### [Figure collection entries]
>> begin

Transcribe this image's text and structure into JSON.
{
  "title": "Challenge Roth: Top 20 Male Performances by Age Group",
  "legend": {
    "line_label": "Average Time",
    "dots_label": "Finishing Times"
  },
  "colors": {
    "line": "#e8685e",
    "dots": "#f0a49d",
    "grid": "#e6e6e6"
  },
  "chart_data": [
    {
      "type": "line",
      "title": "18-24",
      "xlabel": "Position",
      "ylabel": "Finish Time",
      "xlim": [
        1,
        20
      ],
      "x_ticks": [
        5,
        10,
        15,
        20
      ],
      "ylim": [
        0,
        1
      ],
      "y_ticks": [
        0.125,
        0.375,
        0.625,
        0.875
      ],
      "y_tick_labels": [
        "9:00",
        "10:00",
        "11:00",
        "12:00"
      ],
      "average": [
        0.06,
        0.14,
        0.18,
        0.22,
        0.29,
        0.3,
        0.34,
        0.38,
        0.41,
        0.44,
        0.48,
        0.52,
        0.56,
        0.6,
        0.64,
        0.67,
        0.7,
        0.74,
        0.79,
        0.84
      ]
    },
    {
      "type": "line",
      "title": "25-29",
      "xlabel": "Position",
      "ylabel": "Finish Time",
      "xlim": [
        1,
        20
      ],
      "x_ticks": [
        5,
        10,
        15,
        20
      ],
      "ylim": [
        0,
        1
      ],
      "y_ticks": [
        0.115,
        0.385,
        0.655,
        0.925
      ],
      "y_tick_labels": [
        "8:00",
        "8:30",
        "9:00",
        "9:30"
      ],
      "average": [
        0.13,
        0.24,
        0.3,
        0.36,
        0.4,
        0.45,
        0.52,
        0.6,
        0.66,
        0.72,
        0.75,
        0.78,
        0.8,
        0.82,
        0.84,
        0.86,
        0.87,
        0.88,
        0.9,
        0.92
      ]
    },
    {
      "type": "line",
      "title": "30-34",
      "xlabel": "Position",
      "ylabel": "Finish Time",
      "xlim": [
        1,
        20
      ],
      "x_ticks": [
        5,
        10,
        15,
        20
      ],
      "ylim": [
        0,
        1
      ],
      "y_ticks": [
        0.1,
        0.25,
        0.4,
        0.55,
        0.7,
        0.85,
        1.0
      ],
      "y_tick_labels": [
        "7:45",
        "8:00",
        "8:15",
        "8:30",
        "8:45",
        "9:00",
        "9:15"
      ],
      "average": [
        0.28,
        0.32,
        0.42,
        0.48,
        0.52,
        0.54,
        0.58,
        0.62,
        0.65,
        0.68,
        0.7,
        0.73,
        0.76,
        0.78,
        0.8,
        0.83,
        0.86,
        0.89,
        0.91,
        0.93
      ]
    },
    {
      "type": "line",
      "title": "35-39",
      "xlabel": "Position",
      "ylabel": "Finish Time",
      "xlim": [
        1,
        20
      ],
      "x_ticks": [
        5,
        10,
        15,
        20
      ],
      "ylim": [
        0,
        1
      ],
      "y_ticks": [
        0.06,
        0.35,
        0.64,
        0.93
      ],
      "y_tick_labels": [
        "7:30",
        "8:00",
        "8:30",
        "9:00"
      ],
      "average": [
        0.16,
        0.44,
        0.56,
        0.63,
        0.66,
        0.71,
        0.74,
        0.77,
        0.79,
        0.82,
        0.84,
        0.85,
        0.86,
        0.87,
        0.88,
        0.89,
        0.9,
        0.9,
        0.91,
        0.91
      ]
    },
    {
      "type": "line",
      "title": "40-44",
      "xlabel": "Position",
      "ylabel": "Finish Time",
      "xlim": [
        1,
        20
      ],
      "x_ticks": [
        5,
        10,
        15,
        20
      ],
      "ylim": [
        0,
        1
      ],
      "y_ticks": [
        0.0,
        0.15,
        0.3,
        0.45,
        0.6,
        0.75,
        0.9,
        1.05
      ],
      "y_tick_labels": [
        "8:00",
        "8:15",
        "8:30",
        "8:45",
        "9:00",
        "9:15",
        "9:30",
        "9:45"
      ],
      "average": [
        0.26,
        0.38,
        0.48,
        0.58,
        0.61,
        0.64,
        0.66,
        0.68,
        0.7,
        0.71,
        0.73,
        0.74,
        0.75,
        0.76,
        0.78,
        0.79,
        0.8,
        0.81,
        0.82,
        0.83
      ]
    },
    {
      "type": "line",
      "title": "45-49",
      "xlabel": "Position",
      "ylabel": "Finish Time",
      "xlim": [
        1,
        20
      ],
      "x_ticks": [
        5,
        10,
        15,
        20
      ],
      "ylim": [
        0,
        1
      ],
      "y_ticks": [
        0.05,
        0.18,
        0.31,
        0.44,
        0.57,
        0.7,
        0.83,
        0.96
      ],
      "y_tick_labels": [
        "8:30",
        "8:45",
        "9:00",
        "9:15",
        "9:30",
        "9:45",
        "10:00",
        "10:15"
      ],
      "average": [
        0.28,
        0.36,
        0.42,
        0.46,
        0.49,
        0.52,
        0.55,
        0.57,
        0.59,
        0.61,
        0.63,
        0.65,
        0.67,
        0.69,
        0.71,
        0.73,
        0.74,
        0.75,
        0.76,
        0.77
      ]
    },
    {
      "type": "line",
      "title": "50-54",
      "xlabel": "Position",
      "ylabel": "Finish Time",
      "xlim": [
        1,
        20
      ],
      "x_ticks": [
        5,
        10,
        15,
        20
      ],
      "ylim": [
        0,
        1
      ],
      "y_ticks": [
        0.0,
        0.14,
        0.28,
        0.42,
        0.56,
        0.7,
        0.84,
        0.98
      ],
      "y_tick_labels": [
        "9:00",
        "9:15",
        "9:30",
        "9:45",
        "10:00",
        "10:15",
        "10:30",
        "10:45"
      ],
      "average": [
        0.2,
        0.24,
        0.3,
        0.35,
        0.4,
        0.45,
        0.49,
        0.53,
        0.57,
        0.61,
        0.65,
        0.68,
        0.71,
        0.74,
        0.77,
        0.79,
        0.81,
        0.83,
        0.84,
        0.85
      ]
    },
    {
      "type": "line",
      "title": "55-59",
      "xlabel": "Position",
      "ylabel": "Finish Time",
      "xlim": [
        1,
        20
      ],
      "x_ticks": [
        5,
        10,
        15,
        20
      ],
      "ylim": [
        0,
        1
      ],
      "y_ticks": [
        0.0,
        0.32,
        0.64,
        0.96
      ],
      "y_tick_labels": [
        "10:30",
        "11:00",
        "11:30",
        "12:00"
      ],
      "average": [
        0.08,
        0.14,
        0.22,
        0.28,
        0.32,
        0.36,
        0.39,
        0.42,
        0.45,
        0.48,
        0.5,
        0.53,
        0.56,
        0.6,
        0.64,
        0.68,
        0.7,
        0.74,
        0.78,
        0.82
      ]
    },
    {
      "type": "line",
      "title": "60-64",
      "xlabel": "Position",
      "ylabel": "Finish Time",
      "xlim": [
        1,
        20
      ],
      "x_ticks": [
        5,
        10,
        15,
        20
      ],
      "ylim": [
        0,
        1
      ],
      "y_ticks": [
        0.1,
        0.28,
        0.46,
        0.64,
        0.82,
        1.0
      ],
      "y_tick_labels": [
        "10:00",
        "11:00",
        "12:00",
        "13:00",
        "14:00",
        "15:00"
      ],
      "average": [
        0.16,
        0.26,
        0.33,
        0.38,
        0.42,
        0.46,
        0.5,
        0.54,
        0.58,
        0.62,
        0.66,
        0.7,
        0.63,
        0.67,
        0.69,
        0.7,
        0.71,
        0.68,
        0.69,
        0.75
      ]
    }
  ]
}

>> end

### [What to produce]
Copy every line of the records above that holds the word "title".

### [Correct output]
  "title": "Challenge Roth: Top 20 Male Performances by Age Group",
      "title": "18-24",
      "title": "25-29",
      "title": "30-34",
      "title": "35-39",
      "title": "40-44",
      "title": "45-49",
      "title": "50-54",
      "title": "55-59",
      "title": "60-64",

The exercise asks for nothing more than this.